Of the lines in the entries below, state how many hold the word "Набор". Say nothing else.

Start of Given data

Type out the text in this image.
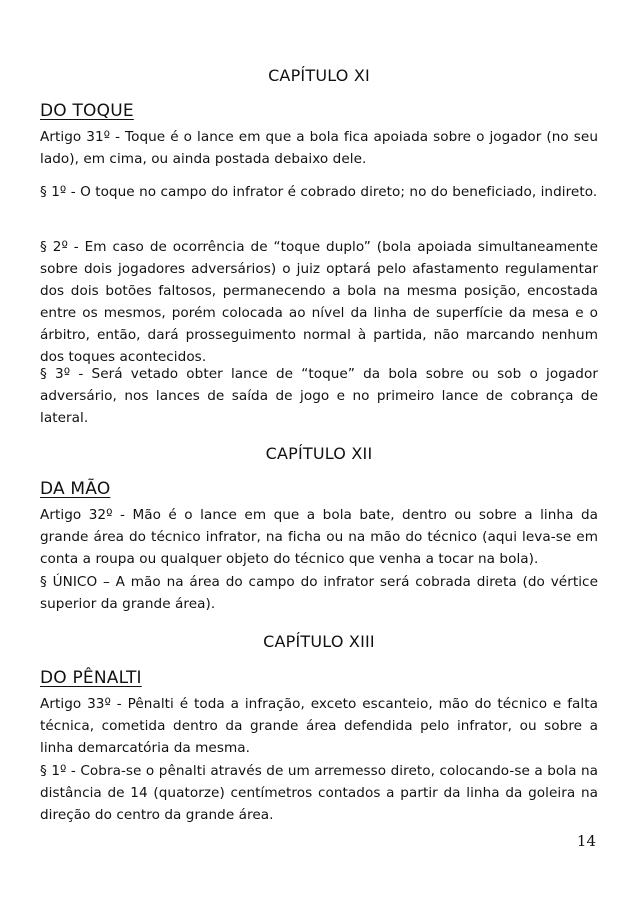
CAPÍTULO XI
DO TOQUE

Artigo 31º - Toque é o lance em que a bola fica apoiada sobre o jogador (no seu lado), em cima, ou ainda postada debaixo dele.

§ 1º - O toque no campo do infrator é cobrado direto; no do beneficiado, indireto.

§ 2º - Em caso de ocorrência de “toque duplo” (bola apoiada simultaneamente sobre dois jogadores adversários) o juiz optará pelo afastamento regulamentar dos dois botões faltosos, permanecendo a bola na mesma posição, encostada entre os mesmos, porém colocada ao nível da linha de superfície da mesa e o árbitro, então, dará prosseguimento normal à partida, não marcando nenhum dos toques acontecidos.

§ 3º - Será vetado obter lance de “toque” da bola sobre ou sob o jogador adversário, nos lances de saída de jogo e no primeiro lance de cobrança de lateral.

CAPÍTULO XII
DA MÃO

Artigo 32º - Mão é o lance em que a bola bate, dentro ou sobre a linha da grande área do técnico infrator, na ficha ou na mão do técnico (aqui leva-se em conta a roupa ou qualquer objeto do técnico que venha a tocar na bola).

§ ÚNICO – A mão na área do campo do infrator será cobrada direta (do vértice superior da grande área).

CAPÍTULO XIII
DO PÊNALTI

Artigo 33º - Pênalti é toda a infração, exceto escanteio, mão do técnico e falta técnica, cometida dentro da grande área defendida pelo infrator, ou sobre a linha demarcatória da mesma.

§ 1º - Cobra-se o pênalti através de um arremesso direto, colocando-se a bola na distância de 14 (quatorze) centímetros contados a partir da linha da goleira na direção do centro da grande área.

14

End of Given data
Start of Given data

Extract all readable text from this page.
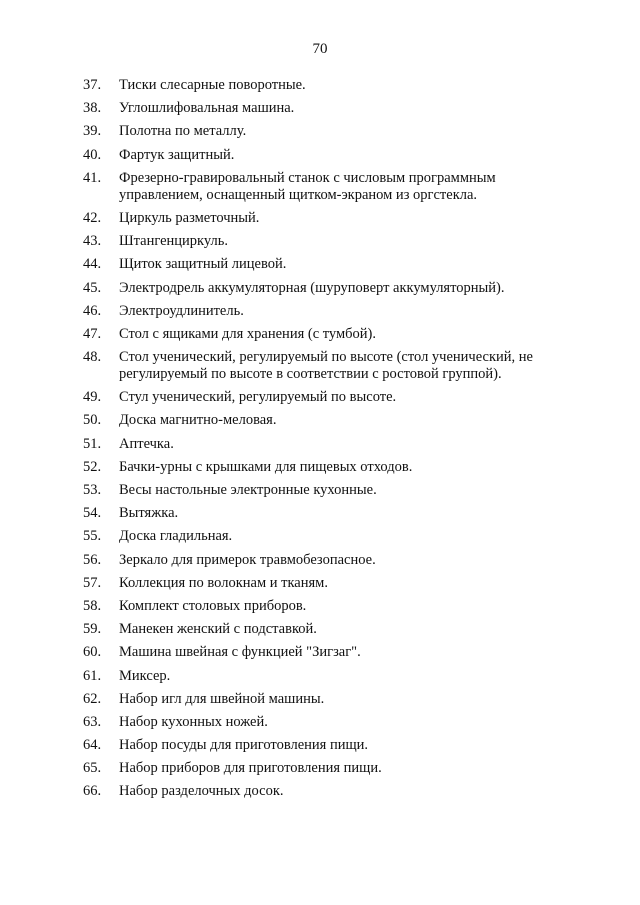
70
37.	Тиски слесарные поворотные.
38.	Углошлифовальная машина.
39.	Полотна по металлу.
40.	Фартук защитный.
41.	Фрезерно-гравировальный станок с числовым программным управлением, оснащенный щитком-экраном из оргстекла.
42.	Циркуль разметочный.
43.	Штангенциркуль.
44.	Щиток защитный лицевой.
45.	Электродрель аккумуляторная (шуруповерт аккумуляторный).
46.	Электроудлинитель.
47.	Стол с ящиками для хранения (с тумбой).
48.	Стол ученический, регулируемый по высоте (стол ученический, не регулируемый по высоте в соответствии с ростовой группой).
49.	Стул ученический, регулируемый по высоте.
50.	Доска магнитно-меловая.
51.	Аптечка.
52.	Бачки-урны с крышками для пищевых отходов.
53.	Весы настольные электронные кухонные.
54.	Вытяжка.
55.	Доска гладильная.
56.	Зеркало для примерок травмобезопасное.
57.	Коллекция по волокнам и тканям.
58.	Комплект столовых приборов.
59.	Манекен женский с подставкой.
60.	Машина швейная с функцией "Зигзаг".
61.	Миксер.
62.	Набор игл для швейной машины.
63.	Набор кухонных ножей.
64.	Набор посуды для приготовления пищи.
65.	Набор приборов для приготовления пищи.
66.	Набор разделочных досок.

End of Given data
Start of Given data

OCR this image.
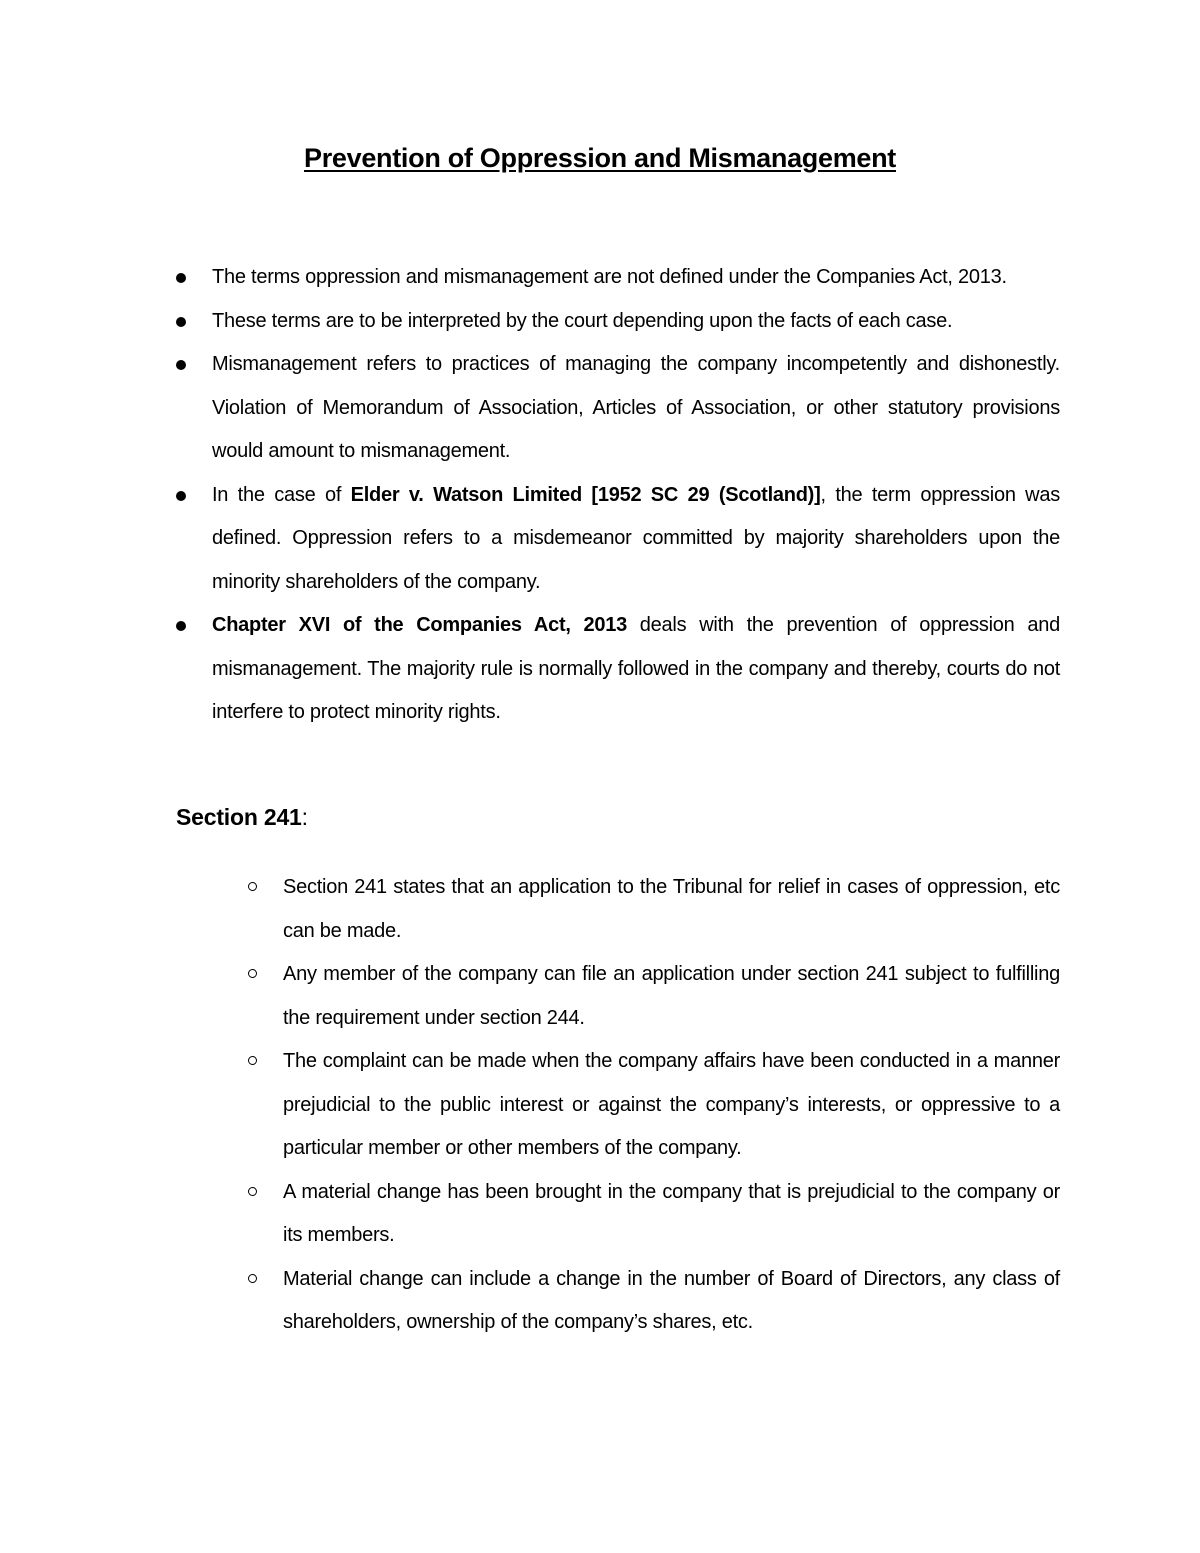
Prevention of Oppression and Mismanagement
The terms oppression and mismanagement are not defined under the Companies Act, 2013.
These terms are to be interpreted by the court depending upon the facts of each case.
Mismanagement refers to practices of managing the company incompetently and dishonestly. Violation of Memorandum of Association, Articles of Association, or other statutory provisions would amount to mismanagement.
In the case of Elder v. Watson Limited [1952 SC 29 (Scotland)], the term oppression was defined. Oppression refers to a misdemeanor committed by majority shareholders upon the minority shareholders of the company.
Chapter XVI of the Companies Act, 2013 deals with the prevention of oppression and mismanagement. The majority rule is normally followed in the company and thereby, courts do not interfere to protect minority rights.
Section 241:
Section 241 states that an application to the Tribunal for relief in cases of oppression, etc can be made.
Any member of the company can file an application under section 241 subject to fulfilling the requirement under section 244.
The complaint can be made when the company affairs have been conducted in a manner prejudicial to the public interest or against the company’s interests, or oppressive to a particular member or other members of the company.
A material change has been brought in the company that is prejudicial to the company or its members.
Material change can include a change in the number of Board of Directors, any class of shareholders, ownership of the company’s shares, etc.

End of Given data

### Response for this exercise
5